[Dataset items]
## BEGIN

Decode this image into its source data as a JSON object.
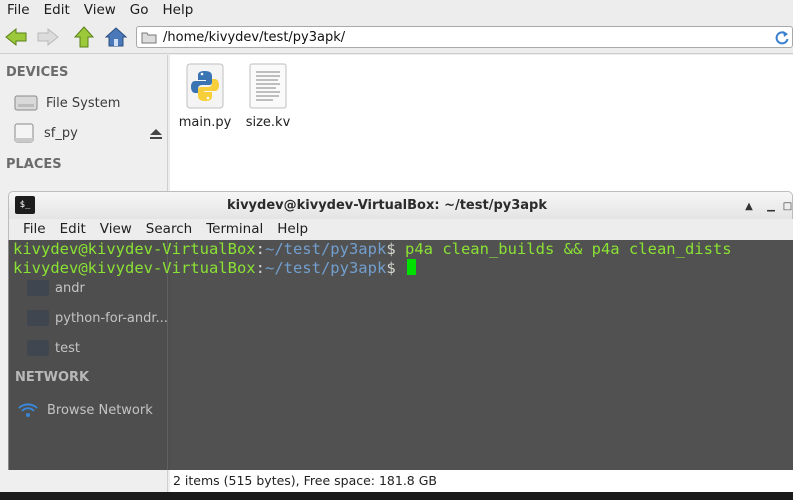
{
  "file_manager": {
    "menu": [
      "File",
      "Edit",
      "View",
      "Go",
      "Help"
    ],
    "address": "/home/kivydev/test/py3apk/",
    "sidebar": {
      "devices_heading": "DEVICES",
      "devices": [
        {
          "label": "File System",
          "icon": "harddisk-icon"
        },
        {
          "label": "sf_py",
          "icon": "drive-icon"
        }
      ],
      "places_heading": "PLACES",
      "places_visible": [
        "andr",
        "python-for-andr...",
        "test"
      ],
      "network_heading": "NETWORK",
      "network": [
        {
          "label": "Browse Network",
          "icon": "network-icon"
        }
      ]
    },
    "files": [
      {
        "name": "main.py",
        "icon": "python-file-icon"
      },
      {
        "name": "size.kv",
        "icon": "text-file-icon"
      }
    ],
    "status": "2 items (515 bytes), Free space: 181.8 GB"
  },
  "terminal": {
    "title": "kivydev@kivydev-VirtualBox: ~/test/py3apk",
    "menu": [
      "File",
      "Edit",
      "View",
      "Search",
      "Terminal",
      "Help"
    ],
    "lines": [
      {
        "user": "kivydev@kivydev-VirtualBox",
        "colon": ":",
        "path": "~/test/py3apk",
        "dollar": "$",
        "cmd": " p4a clean_builds && p4a clean_dists"
      },
      {
        "user": "kivydev@kivydev-VirtualBox",
        "colon": ":",
        "path": "~/test/py3apk",
        "dollar": "$",
        "cmd": " "
      }
    ],
    "colors": {
      "prompt_user": "#8ae234",
      "prompt_path": "#729fcf",
      "cursor": "#00e000"
    }
  }
}
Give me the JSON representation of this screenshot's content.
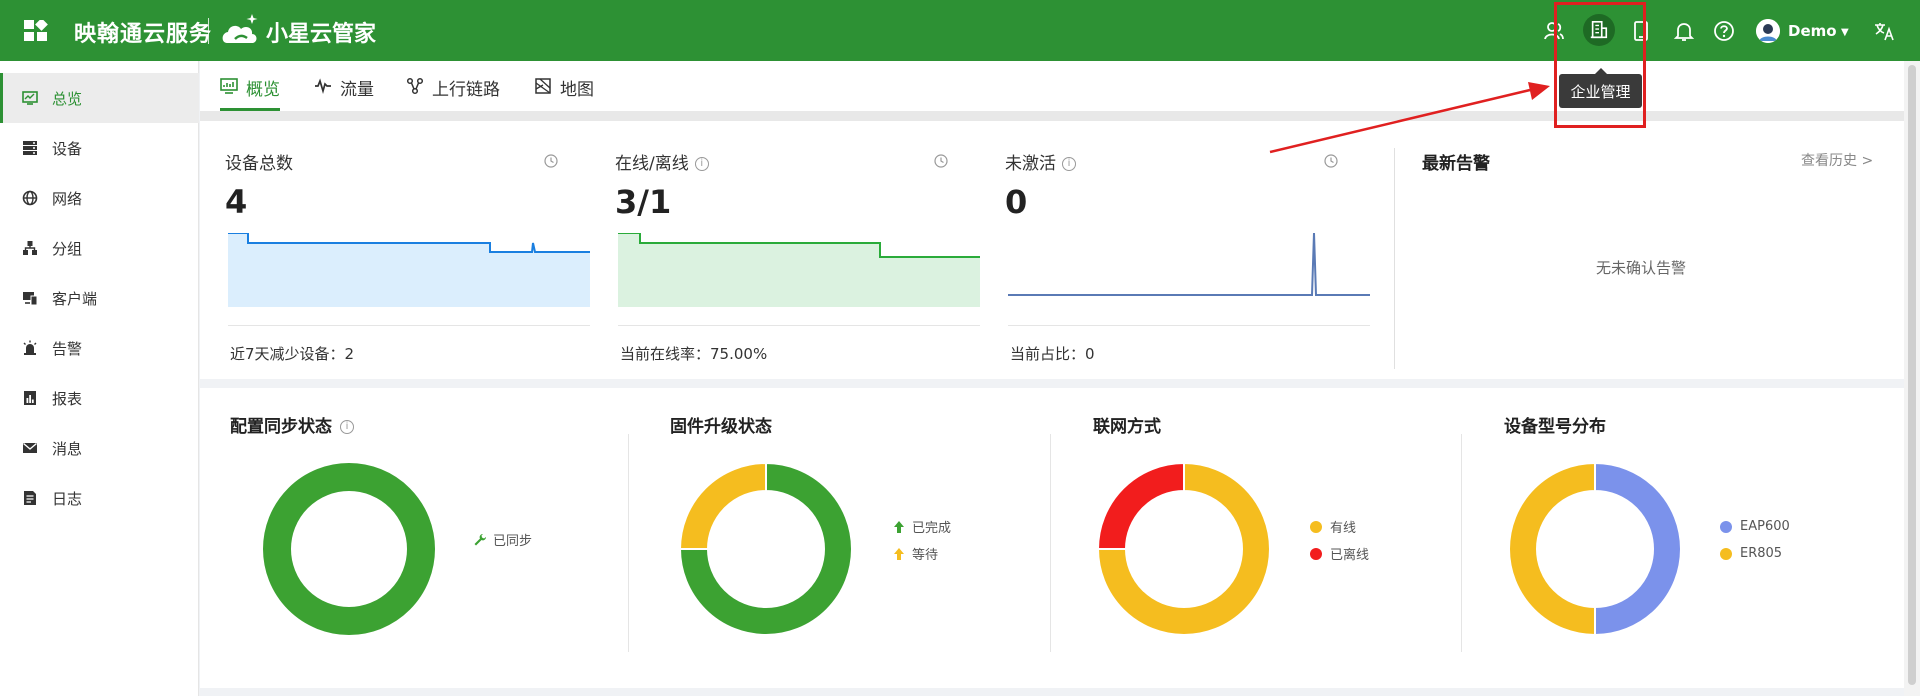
{
  "header": {
    "brand": "映翰通云服务",
    "product": "小星云管家",
    "user": "Demo",
    "icons": [
      "members-icon",
      "enterprise-icon",
      "device-icon",
      "bell-icon",
      "help-icon",
      "avatar",
      "translate-icon"
    ],
    "tooltip": "企业管理"
  },
  "sidebar": {
    "items": [
      {
        "label": "总览",
        "icon": "dashboard-icon"
      },
      {
        "label": "设备",
        "icon": "server-icon"
      },
      {
        "label": "网络",
        "icon": "globe-icon"
      },
      {
        "label": "分组",
        "icon": "group-icon"
      },
      {
        "label": "客户端",
        "icon": "client-icon"
      },
      {
        "label": "告警",
        "icon": "alarm-icon"
      },
      {
        "label": "报表",
        "icon": "report-icon"
      },
      {
        "label": "消息",
        "icon": "mail-icon"
      },
      {
        "label": "日志",
        "icon": "log-icon"
      }
    ]
  },
  "tabs": [
    {
      "label": "概览",
      "icon": "overview-icon"
    },
    {
      "label": "流量",
      "icon": "pulse-icon"
    },
    {
      "label": "上行链路",
      "icon": "uplink-icon"
    },
    {
      "label": "地图",
      "icon": "map-icon"
    }
  ],
  "stats": {
    "total": {
      "label": "设备总数",
      "value": "4",
      "foot": "近7天减少设备：2"
    },
    "online": {
      "label": "在线/离线",
      "value": "3/1",
      "foot": "当前在线率：75.00%"
    },
    "inactive": {
      "label": "未激活",
      "value": "0",
      "foot": "当前占比：0"
    }
  },
  "alarms": {
    "title": "最新告警",
    "history": "查看历史 >",
    "empty": "无未确认告警"
  },
  "donuts": {
    "config_sync": {
      "title": "配置同步状态",
      "legend": [
        "已同步"
      ]
    },
    "firmware": {
      "title": "固件升级状态",
      "legend": [
        "已完成",
        "等待"
      ]
    },
    "network": {
      "title": "联网方式",
      "legend": [
        "有线",
        "已离线"
      ]
    },
    "model": {
      "title": "设备型号分布",
      "legend": [
        "EAP600",
        "ER805"
      ]
    }
  },
  "colors": {
    "primary": "#2d9134",
    "blue": "#1a7fe0",
    "green_line": "#2aab3a",
    "donut_green": "#3ca232",
    "donut_yellow": "#f5bd1f",
    "donut_red": "#f21d1d",
    "donut_blue": "#7b92eb",
    "annotation_red": "#e02020"
  },
  "chart_data": [
    {
      "type": "pie",
      "title": "配置同步状态",
      "categories": [
        "已同步"
      ],
      "values": [
        4
      ]
    },
    {
      "type": "pie",
      "title": "固件升级状态",
      "categories": [
        "已完成",
        "等待"
      ],
      "values": [
        3,
        1
      ]
    },
    {
      "type": "pie",
      "title": "联网方式",
      "categories": [
        "有线",
        "已离线"
      ],
      "values": [
        3,
        1
      ]
    },
    {
      "type": "pie",
      "title": "设备型号分布",
      "categories": [
        "EAP600",
        "ER805"
      ],
      "values": [
        2,
        2
      ]
    }
  ]
}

## END

- STATED TASK -
Keep the pictures out of the copy and write out the data exactly as it stands.

- FULL SOLUTION -
Decode this image into its source data as a JSON object.
{
  "file_manager": {
    "menu": [
      "File",
      "Edit",
      "View",
      "Go",
      "Help"
    ],
    "address": "/home/kivydev/test/py3apk/",
    "sidebar": {
      "devices_heading": "DEVICES",
      "devices": [
        {
          "label": "File System",
          "icon": "harddisk-icon"
        },
        {
          "label": "sf_py",
          "icon": "drive-icon"
        }
      ],
      "places_heading": "PLACES",
      "places_visible": [
        "andr",
        "python-for-andr...",
        "test"
      ],
      "network_heading": "NETWORK",
      "network": [
        {
          "label": "Browse Network",
          "icon": "network-icon"
        }
      ]
    },
    "files": [
      {
        "name": "main.py",
        "icon": "python-file-icon"
      },
      {
        "name": "size.kv",
        "icon": "text-file-icon"
      }
    ],
    "status": "2 items (515 bytes), Free space: 181.8 GB"
  },
  "terminal": {
    "title": "kivydev@kivydev-VirtualBox: ~/test/py3apk",
    "menu": [
      "File",
      "Edit",
      "View",
      "Search",
      "Terminal",
      "Help"
    ],
    "lines": [
      {
        "user": "kivydev@kivydev-VirtualBox",
        "colon": ":",
        "path": "~/test/py3apk",
        "dollar": "$",
        "cmd": " p4a clean_builds && p4a clean_dists"
      },
      {
        "user": "kivydev@kivydev-VirtualBox",
        "colon": ":",
        "path": "~/test/py3apk",
        "dollar": "$",
        "cmd": " "
      }
    ],
    "colors": {
      "prompt_user": "#8ae234",
      "prompt_path": "#729fcf",
      "cursor": "#00e000"
    }
  }
}
Give me the JSON representation of this screenshot's content.
{
  "header": {
    "brand": "映翰通云服务",
    "product": "小星云管家",
    "user": "Demo",
    "icons": [
      "members-icon",
      "enterprise-icon",
      "device-icon",
      "bell-icon",
      "help-icon",
      "avatar",
      "translate-icon"
    ],
    "tooltip": "企业管理"
  },
  "sidebar": {
    "items": [
      {
        "label": "总览",
        "icon": "dashboard-icon"
      },
      {
        "label": "设备",
        "icon": "server-icon"
      },
      {
        "label": "网络",
        "icon": "globe-icon"
      },
      {
        "label": "分组",
        "icon": "group-icon"
      },
      {
        "label": "客户端",
        "icon": "client-icon"
      },
      {
        "label": "告警",
        "icon": "alarm-icon"
      },
      {
        "label": "报表",
        "icon": "report-icon"
      },
      {
        "label": "消息",
        "icon": "mail-icon"
      },
      {
        "label": "日志",
        "icon": "log-icon"
      }
    ]
  },
  "tabs": [
    {
      "label": "概览",
      "icon": "overview-icon"
    },
    {
      "label": "流量",
      "icon": "pulse-icon"
    },
    {
      "label": "上行链路",
      "icon": "uplink-icon"
    },
    {
      "label": "地图",
      "icon": "map-icon"
    }
  ],
  "stats": {
    "total": {
      "label": "设备总数",
      "value": "4",
      "foot": "近7天减少设备：2"
    },
    "online": {
      "label": "在线/离线",
      "value": "3/1",
      "foot": "当前在线率：75.00%"
    },
    "inactive": {
      "label": "未激活",
      "value": "0",
      "foot": "当前占比：0"
    }
  },
  "alarms": {
    "title": "最新告警",
    "history": "查看历史 >",
    "empty": "无未确认告警"
  },
  "donuts": {
    "config_sync": {
      "title": "配置同步状态",
      "legend": [
        "已同步"
      ]
    },
    "firmware": {
      "title": "固件升级状态",
      "legend": [
        "已完成",
        "等待"
      ]
    },
    "network": {
      "title": "联网方式",
      "legend": [
        "有线",
        "已离线"
      ]
    },
    "model": {
      "title": "设备型号分布",
      "legend": [
        "EAP600",
        "ER805"
      ]
    }
  },
  "colors": {
    "primary": "#2d9134",
    "blue": "#1a7fe0",
    "green_line": "#2aab3a",
    "donut_green": "#3ca232",
    "donut_yellow": "#f5bd1f",
    "donut_red": "#f21d1d",
    "donut_blue": "#7b92eb",
    "annotation_red": "#e02020"
  },
  "chart_data": [
    {
      "type": "pie",
      "title": "配置同步状态",
      "categories": [
        "已同步"
      ],
      "values": [
        4
      ]
    },
    {
      "type": "pie",
      "title": "固件升级状态",
      "categories": [
        "已完成",
        "等待"
      ],
      "values": [
        3,
        1
      ]
    },
    {
      "type": "pie",
      "title": "联网方式",
      "categories": [
        "有线",
        "已离线"
      ],
      "values": [
        3,
        1
      ]
    },
    {
      "type": "pie",
      "title": "设备型号分布",
      "categories": [
        "EAP600",
        "ER805"
      ],
      "values": [
        2,
        2
      ]
    }
  ]
}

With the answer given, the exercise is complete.